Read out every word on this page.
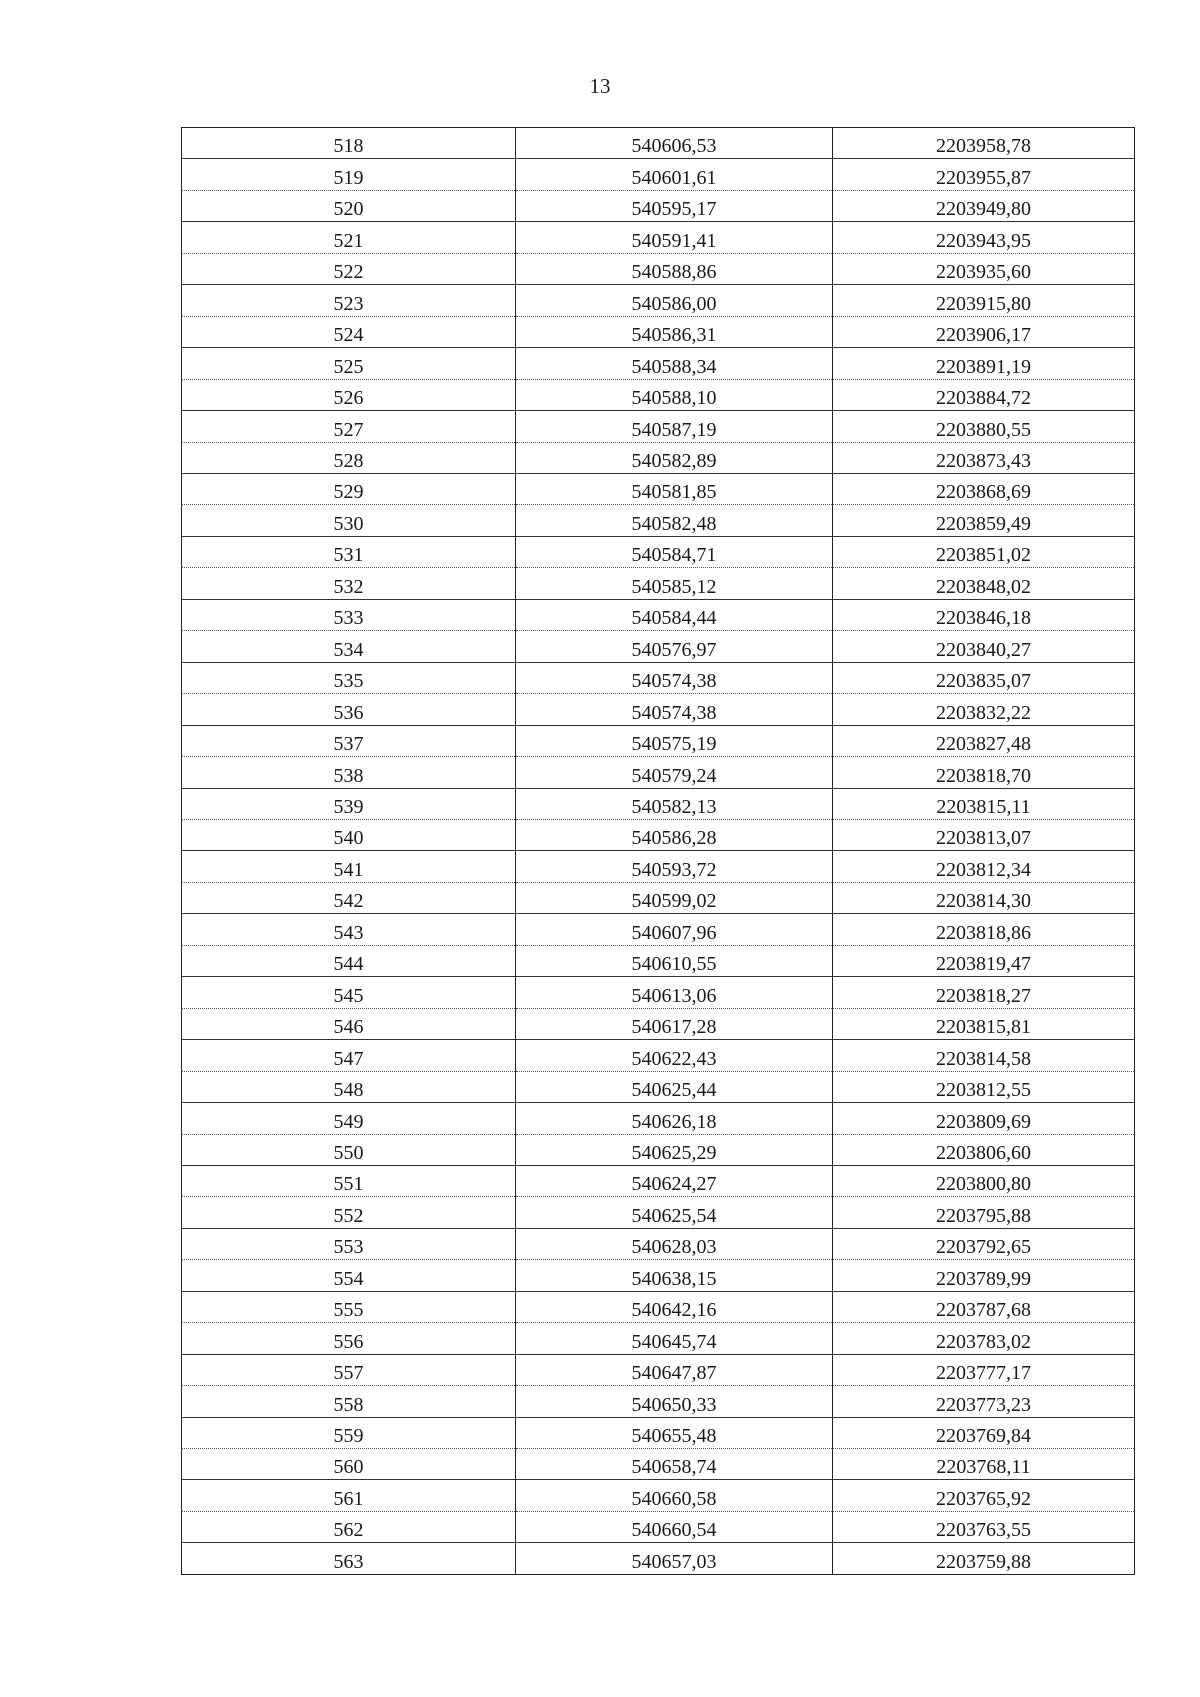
13
518	540606,53	2203958,78
519	540601,61	2203955,87
520	540595,17	2203949,80
521	540591,41	2203943,95
522	540588,86	2203935,60
523	540586,00	2203915,80
524	540586,31	2203906,17
525	540588,34	2203891,19
526	540588,10	2203884,72
527	540587,19	2203880,55
528	540582,89	2203873,43
529	540581,85	2203868,69
530	540582,48	2203859,49
531	540584,71	2203851,02
532	540585,12	2203848,02
533	540584,44	2203846,18
534	540576,97	2203840,27
535	540574,38	2203835,07
536	540574,38	2203832,22
537	540575,19	2203827,48
538	540579,24	2203818,70
539	540582,13	2203815,11
540	540586,28	2203813,07
541	540593,72	2203812,34
542	540599,02	2203814,30
543	540607,96	2203818,86
544	540610,55	2203819,47
545	540613,06	2203818,27
546	540617,28	2203815,81
547	540622,43	2203814,58
548	540625,44	2203812,55
549	540626,18	2203809,69
550	540625,29	2203806,60
551	540624,27	2203800,80
552	540625,54	2203795,88
553	540628,03	2203792,65
554	540638,15	2203789,99
555	540642,16	2203787,68
556	540645,74	2203783,02
557	540647,87	2203777,17
558	540650,33	2203773,23
559	540655,48	2203769,84
560	540658,74	2203768,11
561	540660,58	2203765,92
562	540660,54	2203763,55
563	540657,03	2203759,88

§ **WHAT IS BEING ASKED**
Retype the records exactly. Any image in them should not appear in what you write.

§ **COMPLETE OUTPUT**
Read out every word on this page.
13
518	540606,53	2203958,78
519	540601,61	2203955,87
520	540595,17	2203949,80
521	540591,41	2203943,95
522	540588,86	2203935,60
523	540586,00	2203915,80
524	540586,31	2203906,17
525	540588,34	2203891,19
526	540588,10	2203884,72
527	540587,19	2203880,55
528	540582,89	2203873,43
529	540581,85	2203868,69
530	540582,48	2203859,49
531	540584,71	2203851,02
532	540585,12	2203848,02
533	540584,44	2203846,18
534	540576,97	2203840,27
535	540574,38	2203835,07
536	540574,38	2203832,22
537	540575,19	2203827,48
538	540579,24	2203818,70
539	540582,13	2203815,11
540	540586,28	2203813,07
541	540593,72	2203812,34
542	540599,02	2203814,30
543	540607,96	2203818,86
544	540610,55	2203819,47
545	540613,06	2203818,27
546	540617,28	2203815,81
547	540622,43	2203814,58
548	540625,44	2203812,55
549	540626,18	2203809,69
550	540625,29	2203806,60
551	540624,27	2203800,80
552	540625,54	2203795,88
553	540628,03	2203792,65
554	540638,15	2203789,99
555	540642,16	2203787,68
556	540645,74	2203783,02
557	540647,87	2203777,17
558	540650,33	2203773,23
559	540655,48	2203769,84
560	540658,74	2203768,11
561	540660,58	2203765,92
562	540660,54	2203763,55
563	540657,03	2203759,88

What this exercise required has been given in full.